= EXERCISE INSTRUCTIONS =
Read the records beneath this task and copy every line that contains the string "average".

Collected data:
----------
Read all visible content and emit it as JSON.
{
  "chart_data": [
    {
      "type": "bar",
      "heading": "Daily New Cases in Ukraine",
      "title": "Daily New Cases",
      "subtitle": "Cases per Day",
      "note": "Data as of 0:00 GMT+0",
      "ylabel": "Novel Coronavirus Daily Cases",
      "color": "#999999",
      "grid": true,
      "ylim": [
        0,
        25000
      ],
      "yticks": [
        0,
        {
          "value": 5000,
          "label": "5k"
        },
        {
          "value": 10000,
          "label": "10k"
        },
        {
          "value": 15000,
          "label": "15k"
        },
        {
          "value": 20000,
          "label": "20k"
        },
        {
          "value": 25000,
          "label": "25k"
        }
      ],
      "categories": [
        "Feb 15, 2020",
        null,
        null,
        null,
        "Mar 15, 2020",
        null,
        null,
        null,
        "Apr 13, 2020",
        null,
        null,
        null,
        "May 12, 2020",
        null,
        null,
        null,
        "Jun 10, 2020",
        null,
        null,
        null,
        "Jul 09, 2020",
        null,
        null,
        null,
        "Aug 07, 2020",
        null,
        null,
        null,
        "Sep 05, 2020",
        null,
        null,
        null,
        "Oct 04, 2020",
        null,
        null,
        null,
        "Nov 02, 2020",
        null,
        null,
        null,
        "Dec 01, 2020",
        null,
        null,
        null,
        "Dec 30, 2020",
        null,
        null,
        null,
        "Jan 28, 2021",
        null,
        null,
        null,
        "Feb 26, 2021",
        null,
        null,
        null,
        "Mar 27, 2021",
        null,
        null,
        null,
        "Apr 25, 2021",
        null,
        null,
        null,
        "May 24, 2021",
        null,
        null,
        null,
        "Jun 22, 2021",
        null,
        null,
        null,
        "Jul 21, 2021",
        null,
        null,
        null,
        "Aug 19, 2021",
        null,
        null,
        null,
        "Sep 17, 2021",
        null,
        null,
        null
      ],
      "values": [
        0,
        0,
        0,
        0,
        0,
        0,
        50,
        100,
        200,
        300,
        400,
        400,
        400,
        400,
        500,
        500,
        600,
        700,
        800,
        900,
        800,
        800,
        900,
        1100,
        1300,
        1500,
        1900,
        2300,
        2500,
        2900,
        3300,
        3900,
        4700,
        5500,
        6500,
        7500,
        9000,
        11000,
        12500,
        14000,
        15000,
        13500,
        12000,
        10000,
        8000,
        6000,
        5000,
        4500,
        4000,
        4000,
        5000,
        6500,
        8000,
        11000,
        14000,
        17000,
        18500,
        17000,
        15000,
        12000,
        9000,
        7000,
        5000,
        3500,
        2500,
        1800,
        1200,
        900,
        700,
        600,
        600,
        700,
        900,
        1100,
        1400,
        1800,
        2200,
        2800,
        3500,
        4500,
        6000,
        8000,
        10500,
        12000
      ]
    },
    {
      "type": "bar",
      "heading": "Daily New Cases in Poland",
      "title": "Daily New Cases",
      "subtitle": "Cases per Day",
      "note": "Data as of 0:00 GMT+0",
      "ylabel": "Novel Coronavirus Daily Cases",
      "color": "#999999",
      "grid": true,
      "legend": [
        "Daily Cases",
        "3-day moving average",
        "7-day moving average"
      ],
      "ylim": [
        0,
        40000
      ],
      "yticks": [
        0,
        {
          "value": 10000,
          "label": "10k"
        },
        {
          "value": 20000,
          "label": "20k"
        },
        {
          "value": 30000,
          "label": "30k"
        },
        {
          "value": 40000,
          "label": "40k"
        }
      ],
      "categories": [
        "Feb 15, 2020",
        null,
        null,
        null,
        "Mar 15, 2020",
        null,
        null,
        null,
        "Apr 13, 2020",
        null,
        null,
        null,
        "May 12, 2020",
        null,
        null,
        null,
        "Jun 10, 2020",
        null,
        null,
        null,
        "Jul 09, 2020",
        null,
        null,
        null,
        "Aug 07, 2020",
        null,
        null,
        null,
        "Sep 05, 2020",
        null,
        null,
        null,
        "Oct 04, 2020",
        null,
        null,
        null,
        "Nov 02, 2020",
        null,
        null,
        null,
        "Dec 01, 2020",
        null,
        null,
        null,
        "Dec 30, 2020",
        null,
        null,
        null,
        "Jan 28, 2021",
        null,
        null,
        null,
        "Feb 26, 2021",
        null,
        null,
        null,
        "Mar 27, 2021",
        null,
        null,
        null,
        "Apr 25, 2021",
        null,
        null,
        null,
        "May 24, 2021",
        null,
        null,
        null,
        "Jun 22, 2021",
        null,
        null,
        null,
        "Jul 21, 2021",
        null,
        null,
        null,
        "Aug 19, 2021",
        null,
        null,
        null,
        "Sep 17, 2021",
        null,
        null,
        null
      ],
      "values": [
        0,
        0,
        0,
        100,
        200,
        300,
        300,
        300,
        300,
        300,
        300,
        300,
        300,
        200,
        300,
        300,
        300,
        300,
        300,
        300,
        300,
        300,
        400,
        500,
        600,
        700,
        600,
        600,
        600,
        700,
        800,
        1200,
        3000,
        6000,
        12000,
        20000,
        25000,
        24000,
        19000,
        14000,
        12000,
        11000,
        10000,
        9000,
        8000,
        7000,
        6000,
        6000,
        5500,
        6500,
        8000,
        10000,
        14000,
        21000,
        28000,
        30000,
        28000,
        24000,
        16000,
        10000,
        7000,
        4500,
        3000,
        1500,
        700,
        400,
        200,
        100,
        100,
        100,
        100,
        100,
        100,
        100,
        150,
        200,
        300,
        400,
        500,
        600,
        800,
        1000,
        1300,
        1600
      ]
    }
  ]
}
----------
= EXERCISE RESULT =
        "3-day moving average",
        "7-day moving average"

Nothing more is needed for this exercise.